** Texto fornecido **
################
Munição até para derrubar avião
No arsenal de guerra, constam fuzis, metralhadoras, explosivos e até munição capaz de derrubar avião, empregada exclusivamente em ataques a carros-fortes. Experientes, essas quadrilhas utilizam moradores nas cidades-alvo como comparsas para conseguirem informações privilegiadas. O grupo, então, se abastece desses dados, como números de policiais e alternativas de fuga, para montar a rota de saída por estradas vicinais e para definir o melhor momento de agir.
– Cidades são atacadas mais de uma vez por haver alguém da quadrilha com informações. Dificilmente atacam municípios que não conhecem ou deslocam alguém de fora para analisar o terreno, justamente para não levantar suspeita. É alguém dali que passa as informações – disse o delegado Joel Wagner.
Grupos que agiam à luz do dia foram desarticulados
Em 17 de maio, a Operação Tríade, para combater roubos a banco realizados em horário de expediente com uso de escudo humano, desarticulou pelo menos três organizações criminosas responsáveis por diversos ataques em 2016 e 2017. Os alvos foram núcleos criminosos liderados por Alexandre Longhi da Rosa, o Fazenda, Adair da Silva Chaves, o Daio, e Luiz Carlos de Oliveira, o Corcorã. Ao todo, 34 pessoas foram presas na ação. Três, que não foram encontradas, são suspeitas de agirem menos de um mês depois, em Putinga. Este foi o último ataque nos moldes das quadrilhas desarticuladas na operação. Neste tipo de ataque houve redução de 33 casos em 2016, para 20 neste ano.
– Agora, estamos colhendo elementos para desarticular, quadrilhas que usam explosivos – ressaltou o diretor de Investigações, delegado Sander Cajal.
Orientação para PMs não reagirem
Diante da supremacia de força dos criminosos que chegam às cidades do Interior em maior número do que os PMs em serviço, a Brigada Militar adotou estratégia de não reagir aos ataques.
– Estamos fazendo a repressão. Tão logo acontecido o fato, temos, principalmente no Interior, planos de barreiras para reagir rapidamente buscando a captura destes criminosos – disse o subcomandante-geral da Brigada Militar, coronel Mario Ikeda.
A intenção é resguardar a integridade física dos policiais militares, mas, principalmente dos reféns. Os brigadianos são orientados a buscar reforço para que a repressão ocorra após o início da fuga. Inclusive, helicópteros podem ser solicitados. O ex-secretário nacional de segurança pública José Vicente da Silva Filho e o especialista em segurança estratégica Gustavo Caleffi concordam com a dificuldade em prevenir ataques.
– Não compensa retirar policiais das áreas urbanas para colocar no Interior sem saber quando as quadrilhas irão agir – argumentou Filho.
Caleffi ressalta que a escalada dessas ações se dá em razão da impunidade.
– Com a falência da segurança pública, os bandidos agem cada vez mais. O que temos de fazer é combater a criminalidade: se combater o ataque a banco, haverá migração para outros delitos. O roubo de carros vai aumentar, por exemplo.
################
** Entradas fornecidas **

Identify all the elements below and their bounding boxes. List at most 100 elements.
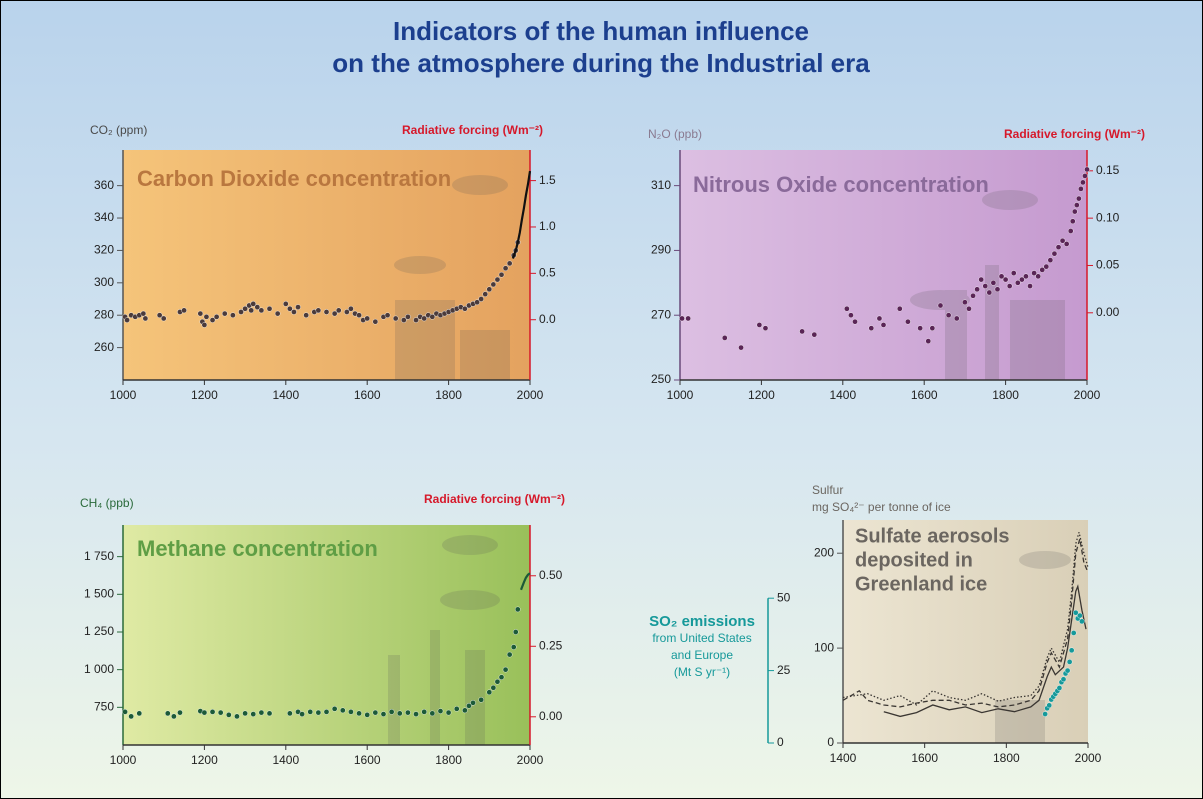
data-line: [511, 170, 532, 259]
data-point: [1079, 618, 1085, 625]
data-point: [945, 312, 952, 319]
data-point: [307, 709, 314, 715]
data-point: [514, 606, 521, 613]
data-point: [848, 312, 854, 319]
data-point: [392, 315, 399, 322]
data-point: [762, 325, 769, 331]
x-tick-label: 1200: [191, 388, 218, 402]
data-point: [437, 708, 444, 714]
y2-tick-label: 0: [777, 735, 784, 749]
data-point: [136, 710, 143, 717]
panel-title: Greenland ice: [855, 573, 987, 595]
data-point: [201, 709, 208, 716]
y-axis-label: Sulfur: [812, 483, 843, 497]
data-point: [303, 312, 309, 319]
data-point: [1031, 270, 1037, 276]
y-tick-label: 750: [94, 700, 114, 714]
y2-tick-label: 0.5: [539, 266, 556, 280]
data-point: [401, 317, 407, 323]
data-point: [380, 711, 387, 717]
data-point: [490, 684, 497, 691]
data-point: [970, 292, 976, 299]
data-point: [811, 331, 818, 338]
data-point: [331, 310, 338, 317]
data-point: [953, 315, 960, 322]
y2-axis-label: from United States: [652, 631, 751, 645]
y2-tick-label: 0.00: [1096, 305, 1120, 319]
data-line: [519, 572, 531, 591]
data-point: [462, 707, 468, 714]
data-point: [994, 286, 1001, 293]
data-point: [896, 305, 903, 312]
data-point: [421, 709, 427, 715]
data-point: [323, 709, 330, 715]
data-point: [482, 291, 489, 297]
data-point: [466, 703, 472, 709]
data-point: [1077, 612, 1083, 619]
x-tick-label: 1000: [667, 388, 694, 402]
x-tick-label: 1400: [272, 753, 299, 767]
data-point: [429, 314, 436, 320]
data-point: [295, 304, 301, 310]
data-point: [203, 314, 210, 320]
x-tick-label: 1000: [110, 753, 137, 767]
data-point: [364, 712, 371, 718]
y-tick-label: 260: [94, 340, 114, 354]
data-point: [1047, 257, 1054, 263]
data-point: [258, 307, 265, 314]
data-point: [974, 286, 980, 293]
data-point: [177, 709, 183, 716]
data-point: [917, 325, 923, 331]
y-tick-label: 1 500: [84, 586, 114, 600]
data-point: [356, 312, 362, 319]
data-point: [315, 709, 322, 716]
data-point: [335, 307, 342, 314]
y2-axis-label: (Mt S yr⁻¹): [674, 665, 730, 679]
data-point: [250, 711, 257, 717]
data-point: [1082, 173, 1088, 179]
data-point: [181, 307, 187, 314]
data-point: [982, 283, 989, 289]
data-point: [1043, 263, 1050, 270]
data-point: [226, 712, 232, 718]
data-point: [990, 280, 997, 286]
data-point: [372, 709, 379, 716]
data-point: [323, 309, 330, 315]
data-point: [348, 709, 354, 715]
data-point: [937, 302, 944, 309]
x-tick-label: 1400: [829, 388, 856, 402]
data-point: [1035, 273, 1041, 280]
data-point: [142, 315, 149, 322]
data-point: [1078, 186, 1084, 192]
data-point: [405, 709, 411, 716]
y-tick-label: 320: [94, 243, 114, 257]
x-tick-label: 2000: [1074, 388, 1101, 402]
data-point: [384, 312, 391, 319]
x-tick-label: 2000: [517, 753, 544, 767]
data-point: [506, 260, 513, 267]
data-point: [478, 296, 484, 302]
data-point: [413, 711, 419, 717]
data-point: [201, 322, 208, 328]
data-point: [242, 305, 248, 312]
y2-tick-label: 0.10: [1096, 210, 1120, 224]
data-point: [876, 315, 883, 322]
data-point: [880, 322, 887, 328]
panel-background: [123, 525, 530, 745]
data-point: [250, 301, 257, 307]
data-point: [502, 265, 509, 272]
y-tick-label: 1 000: [84, 662, 114, 676]
x-tick-label: 1200: [191, 753, 218, 767]
data-point: [258, 709, 265, 716]
data-point: [164, 710, 171, 717]
x-tick-label: 1800: [435, 388, 462, 402]
data-point: [510, 644, 517, 650]
data-point: [1060, 676, 1067, 683]
data-point: [1051, 250, 1058, 257]
data-point: [502, 666, 509, 673]
y-axis-label: N₂O (ppb): [648, 127, 702, 141]
data-point: [291, 309, 297, 315]
data-point: [1064, 667, 1071, 674]
data-point: [140, 310, 147, 317]
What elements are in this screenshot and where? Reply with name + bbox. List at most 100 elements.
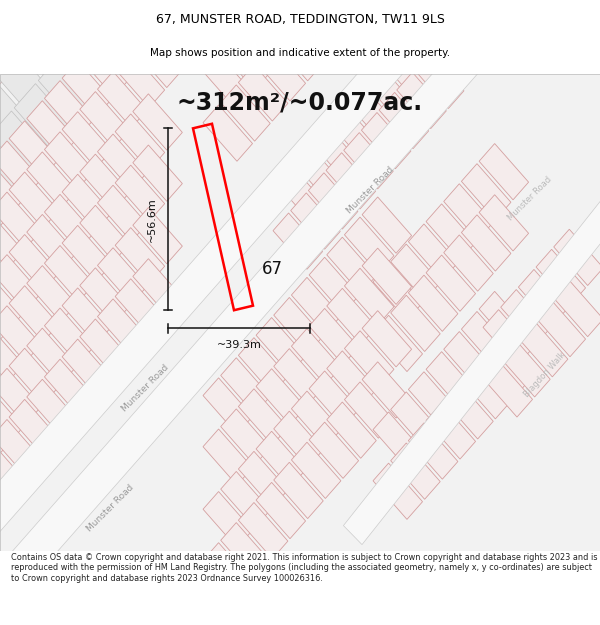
################
** Tarefa a realizar **
De acordo com o texto sobre os ataques a bancos, quantas pessoas foram presas na Operação Tríade? As entradas constituem um material à parte, sem relação com o texto.

** Resposta do exercício **
34 pessoas.